Direction:
Give only the number of lines in the data that contain the word "name".

Exercise inputs:
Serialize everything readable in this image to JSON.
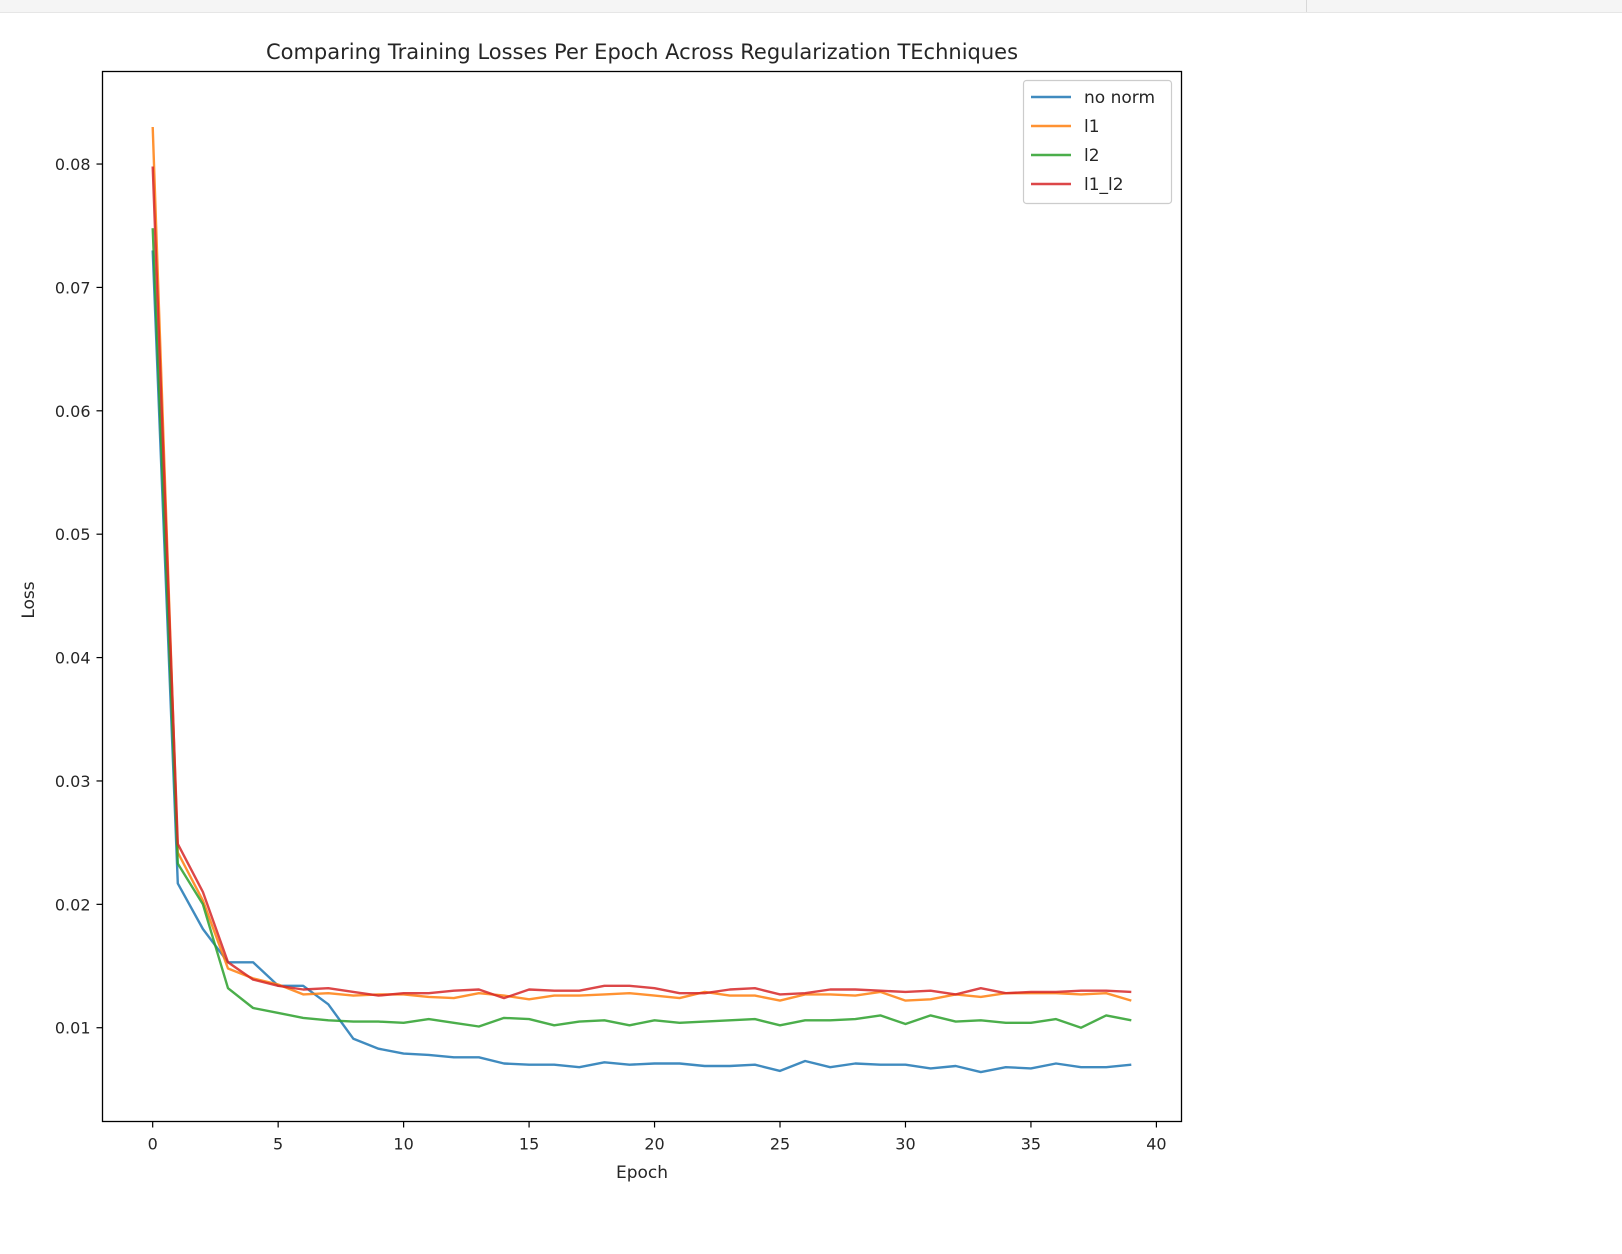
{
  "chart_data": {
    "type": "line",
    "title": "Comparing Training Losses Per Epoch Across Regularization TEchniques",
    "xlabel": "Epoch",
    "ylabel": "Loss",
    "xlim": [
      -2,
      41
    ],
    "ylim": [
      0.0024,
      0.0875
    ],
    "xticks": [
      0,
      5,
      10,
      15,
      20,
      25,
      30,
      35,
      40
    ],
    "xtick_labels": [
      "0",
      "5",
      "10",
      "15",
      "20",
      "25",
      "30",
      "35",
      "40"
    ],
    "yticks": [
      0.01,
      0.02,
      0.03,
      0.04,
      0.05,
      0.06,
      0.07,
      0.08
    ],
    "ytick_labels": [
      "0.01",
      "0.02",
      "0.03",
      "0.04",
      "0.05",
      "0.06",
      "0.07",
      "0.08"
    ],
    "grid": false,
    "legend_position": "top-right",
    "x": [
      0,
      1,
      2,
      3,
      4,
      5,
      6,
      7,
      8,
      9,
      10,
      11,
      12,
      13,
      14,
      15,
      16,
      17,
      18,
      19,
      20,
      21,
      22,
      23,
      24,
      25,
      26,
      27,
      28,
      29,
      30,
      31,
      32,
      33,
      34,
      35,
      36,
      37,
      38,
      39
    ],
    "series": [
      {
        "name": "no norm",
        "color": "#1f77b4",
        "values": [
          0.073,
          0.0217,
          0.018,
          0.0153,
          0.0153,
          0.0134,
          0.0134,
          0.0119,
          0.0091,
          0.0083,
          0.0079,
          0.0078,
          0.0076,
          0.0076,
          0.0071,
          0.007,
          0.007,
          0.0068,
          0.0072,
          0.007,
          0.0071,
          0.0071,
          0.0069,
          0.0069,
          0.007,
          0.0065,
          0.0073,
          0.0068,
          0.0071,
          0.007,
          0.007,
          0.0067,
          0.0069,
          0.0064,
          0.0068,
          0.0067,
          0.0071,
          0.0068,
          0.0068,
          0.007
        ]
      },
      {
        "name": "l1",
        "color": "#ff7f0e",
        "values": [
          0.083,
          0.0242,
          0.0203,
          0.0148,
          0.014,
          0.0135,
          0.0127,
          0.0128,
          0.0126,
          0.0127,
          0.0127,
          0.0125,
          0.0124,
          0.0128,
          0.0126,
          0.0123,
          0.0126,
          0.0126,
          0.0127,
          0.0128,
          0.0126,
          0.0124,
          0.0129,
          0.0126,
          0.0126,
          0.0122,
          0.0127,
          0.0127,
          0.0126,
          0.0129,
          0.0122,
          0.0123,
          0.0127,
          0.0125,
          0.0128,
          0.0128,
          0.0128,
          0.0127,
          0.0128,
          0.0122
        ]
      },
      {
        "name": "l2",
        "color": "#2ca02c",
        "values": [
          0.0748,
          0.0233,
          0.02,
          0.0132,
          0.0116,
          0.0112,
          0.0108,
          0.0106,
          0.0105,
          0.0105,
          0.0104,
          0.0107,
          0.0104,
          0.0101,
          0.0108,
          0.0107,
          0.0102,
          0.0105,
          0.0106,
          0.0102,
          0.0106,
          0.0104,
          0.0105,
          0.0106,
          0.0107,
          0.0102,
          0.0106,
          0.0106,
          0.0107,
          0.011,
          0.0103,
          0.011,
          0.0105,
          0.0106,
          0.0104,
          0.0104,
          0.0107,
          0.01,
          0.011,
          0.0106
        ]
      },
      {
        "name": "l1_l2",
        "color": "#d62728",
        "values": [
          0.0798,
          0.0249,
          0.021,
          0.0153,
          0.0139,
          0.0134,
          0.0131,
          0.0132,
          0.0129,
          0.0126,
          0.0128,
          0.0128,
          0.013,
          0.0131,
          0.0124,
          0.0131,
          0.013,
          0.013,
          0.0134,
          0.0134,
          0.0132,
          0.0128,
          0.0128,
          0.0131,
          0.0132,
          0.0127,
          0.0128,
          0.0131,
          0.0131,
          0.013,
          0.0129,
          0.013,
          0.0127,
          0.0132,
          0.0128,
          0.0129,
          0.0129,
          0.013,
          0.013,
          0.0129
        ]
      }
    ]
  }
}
--
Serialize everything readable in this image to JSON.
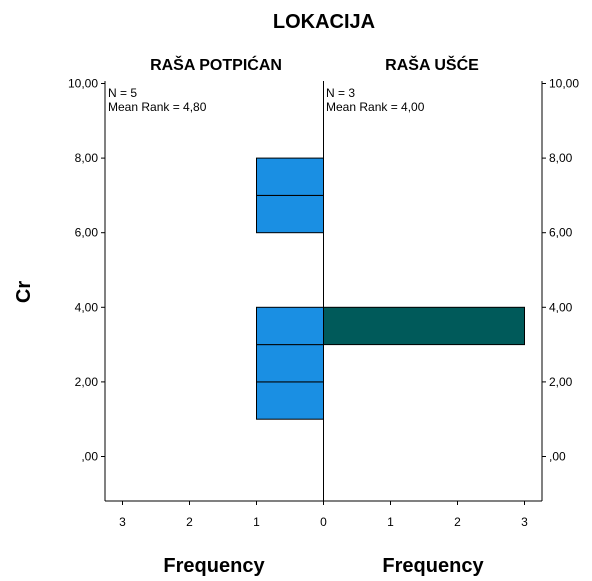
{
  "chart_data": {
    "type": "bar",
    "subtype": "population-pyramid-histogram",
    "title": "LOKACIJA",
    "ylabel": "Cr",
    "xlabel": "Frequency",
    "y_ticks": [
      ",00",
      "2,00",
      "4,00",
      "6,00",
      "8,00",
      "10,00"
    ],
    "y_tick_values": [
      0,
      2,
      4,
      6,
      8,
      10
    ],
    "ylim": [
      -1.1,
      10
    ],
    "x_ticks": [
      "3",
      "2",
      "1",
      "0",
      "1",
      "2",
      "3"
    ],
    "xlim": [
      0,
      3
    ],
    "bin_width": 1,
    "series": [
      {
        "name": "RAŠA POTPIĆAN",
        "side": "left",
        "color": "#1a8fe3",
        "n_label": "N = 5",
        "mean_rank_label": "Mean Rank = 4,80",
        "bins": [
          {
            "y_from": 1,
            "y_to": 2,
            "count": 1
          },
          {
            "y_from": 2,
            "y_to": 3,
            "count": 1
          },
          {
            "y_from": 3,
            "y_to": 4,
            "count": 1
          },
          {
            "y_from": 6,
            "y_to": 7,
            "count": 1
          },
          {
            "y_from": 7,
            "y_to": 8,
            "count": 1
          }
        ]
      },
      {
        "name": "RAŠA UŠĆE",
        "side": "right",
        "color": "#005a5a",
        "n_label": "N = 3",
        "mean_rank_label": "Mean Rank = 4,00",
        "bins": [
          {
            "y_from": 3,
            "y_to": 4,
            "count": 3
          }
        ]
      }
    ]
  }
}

Solution to the exercise:
6